* start Input *

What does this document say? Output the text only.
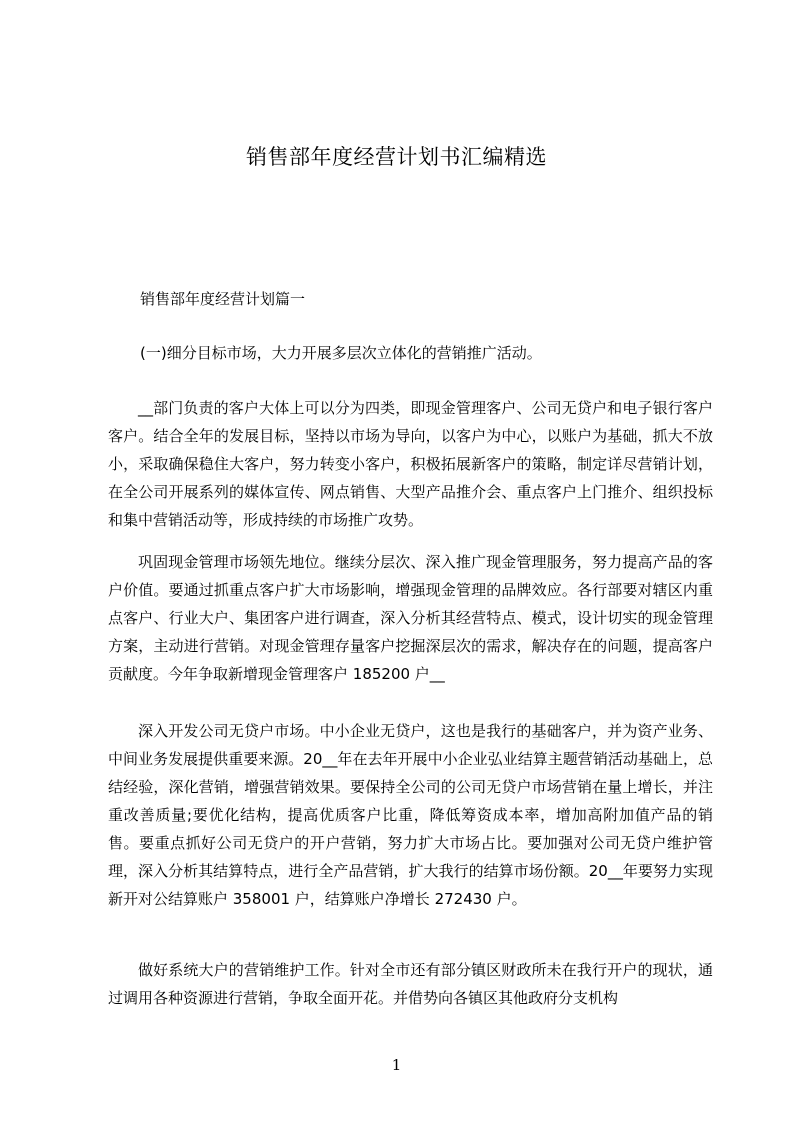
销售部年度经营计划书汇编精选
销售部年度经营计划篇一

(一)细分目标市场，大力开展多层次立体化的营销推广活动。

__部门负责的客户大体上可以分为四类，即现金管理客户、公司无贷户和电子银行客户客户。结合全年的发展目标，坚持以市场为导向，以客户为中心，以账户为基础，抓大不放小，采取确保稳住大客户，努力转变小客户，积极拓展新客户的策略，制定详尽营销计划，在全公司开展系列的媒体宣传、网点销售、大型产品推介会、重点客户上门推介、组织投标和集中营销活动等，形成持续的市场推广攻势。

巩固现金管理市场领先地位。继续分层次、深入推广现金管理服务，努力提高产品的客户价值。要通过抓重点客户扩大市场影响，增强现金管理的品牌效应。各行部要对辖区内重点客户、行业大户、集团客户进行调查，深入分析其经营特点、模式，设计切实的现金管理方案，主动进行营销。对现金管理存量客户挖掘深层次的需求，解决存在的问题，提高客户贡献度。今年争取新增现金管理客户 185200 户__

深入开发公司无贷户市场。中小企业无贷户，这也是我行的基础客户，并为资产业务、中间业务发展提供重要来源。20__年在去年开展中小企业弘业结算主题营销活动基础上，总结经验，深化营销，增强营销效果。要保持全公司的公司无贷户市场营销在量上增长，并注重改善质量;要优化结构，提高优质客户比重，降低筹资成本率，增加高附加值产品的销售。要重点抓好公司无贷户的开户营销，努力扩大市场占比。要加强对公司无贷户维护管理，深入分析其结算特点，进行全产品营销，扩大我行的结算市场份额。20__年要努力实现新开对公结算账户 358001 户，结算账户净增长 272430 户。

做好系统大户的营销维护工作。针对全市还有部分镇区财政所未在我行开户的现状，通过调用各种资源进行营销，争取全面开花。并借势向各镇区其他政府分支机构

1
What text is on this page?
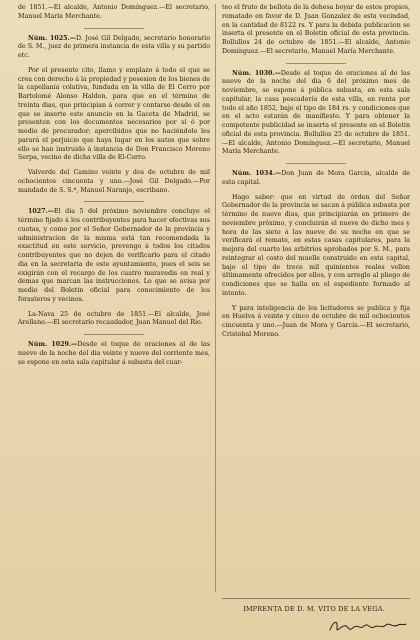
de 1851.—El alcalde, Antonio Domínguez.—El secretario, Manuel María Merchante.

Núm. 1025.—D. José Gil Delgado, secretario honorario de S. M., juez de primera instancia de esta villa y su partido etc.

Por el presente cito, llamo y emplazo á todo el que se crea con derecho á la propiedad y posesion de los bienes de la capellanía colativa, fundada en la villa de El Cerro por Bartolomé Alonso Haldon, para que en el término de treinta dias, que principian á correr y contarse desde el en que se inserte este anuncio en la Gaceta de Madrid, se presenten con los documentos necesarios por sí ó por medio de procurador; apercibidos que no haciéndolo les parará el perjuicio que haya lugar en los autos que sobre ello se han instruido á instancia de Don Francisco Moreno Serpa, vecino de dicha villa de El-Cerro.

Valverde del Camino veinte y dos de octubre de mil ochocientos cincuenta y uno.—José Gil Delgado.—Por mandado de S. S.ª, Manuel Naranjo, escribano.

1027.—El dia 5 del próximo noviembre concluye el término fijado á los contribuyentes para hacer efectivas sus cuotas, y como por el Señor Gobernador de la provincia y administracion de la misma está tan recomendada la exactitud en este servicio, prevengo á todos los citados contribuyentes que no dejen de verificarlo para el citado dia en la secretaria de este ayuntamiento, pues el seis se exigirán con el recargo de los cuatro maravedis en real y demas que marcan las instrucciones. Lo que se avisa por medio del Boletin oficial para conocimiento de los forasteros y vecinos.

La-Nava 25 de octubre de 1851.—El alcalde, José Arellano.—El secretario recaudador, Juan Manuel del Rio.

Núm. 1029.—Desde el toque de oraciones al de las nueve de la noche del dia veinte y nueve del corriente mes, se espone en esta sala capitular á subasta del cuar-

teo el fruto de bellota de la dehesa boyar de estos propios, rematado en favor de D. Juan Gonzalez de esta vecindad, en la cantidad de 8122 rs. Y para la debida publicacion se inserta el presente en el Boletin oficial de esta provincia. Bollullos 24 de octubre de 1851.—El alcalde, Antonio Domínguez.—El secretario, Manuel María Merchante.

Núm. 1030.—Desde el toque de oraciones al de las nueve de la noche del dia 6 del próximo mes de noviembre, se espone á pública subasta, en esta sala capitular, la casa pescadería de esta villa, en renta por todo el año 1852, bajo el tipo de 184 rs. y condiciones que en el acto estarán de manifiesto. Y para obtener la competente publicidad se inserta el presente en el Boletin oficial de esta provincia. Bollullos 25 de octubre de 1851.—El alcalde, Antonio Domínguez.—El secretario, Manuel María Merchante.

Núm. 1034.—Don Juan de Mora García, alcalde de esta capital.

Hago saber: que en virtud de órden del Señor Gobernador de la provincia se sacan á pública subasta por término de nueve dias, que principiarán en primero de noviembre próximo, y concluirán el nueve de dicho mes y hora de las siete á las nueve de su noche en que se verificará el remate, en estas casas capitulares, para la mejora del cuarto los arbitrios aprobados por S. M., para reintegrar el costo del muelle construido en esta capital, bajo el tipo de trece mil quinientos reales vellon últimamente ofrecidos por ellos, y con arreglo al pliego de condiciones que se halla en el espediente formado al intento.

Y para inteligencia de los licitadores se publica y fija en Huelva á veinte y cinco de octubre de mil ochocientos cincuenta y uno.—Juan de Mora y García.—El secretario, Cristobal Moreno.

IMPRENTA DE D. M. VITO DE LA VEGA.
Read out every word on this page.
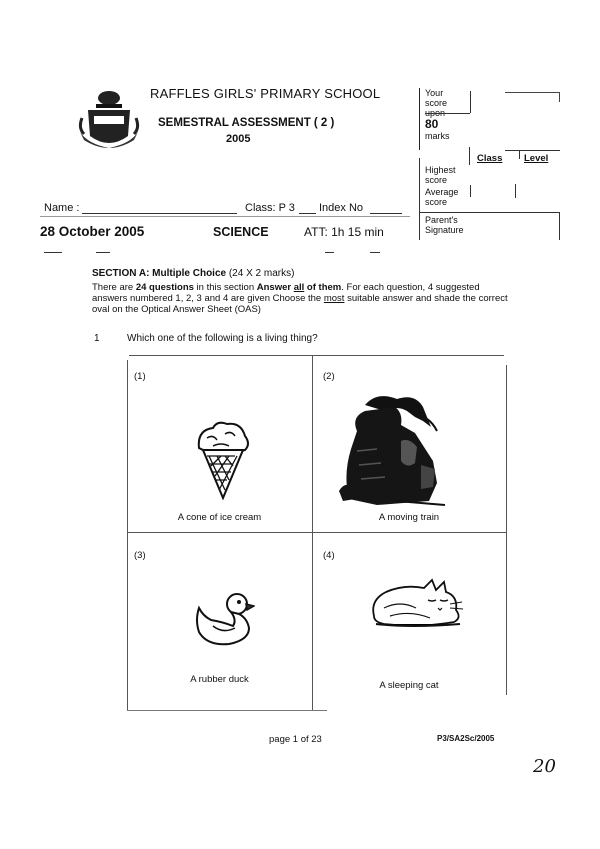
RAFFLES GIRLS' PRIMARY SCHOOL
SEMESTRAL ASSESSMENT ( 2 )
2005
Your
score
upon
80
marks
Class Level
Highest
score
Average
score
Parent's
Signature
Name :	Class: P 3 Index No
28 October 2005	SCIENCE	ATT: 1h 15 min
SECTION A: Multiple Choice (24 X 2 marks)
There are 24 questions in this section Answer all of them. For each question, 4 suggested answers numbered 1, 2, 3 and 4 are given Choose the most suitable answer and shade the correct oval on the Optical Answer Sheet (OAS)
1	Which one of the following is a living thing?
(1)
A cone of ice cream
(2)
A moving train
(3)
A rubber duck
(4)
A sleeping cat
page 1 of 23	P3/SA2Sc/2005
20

* end Input *

__Requirement__:
Return each line among the entries that holds the word "What".

__Response to this task__:
What does this document say? Output the text only.
What text is on this page?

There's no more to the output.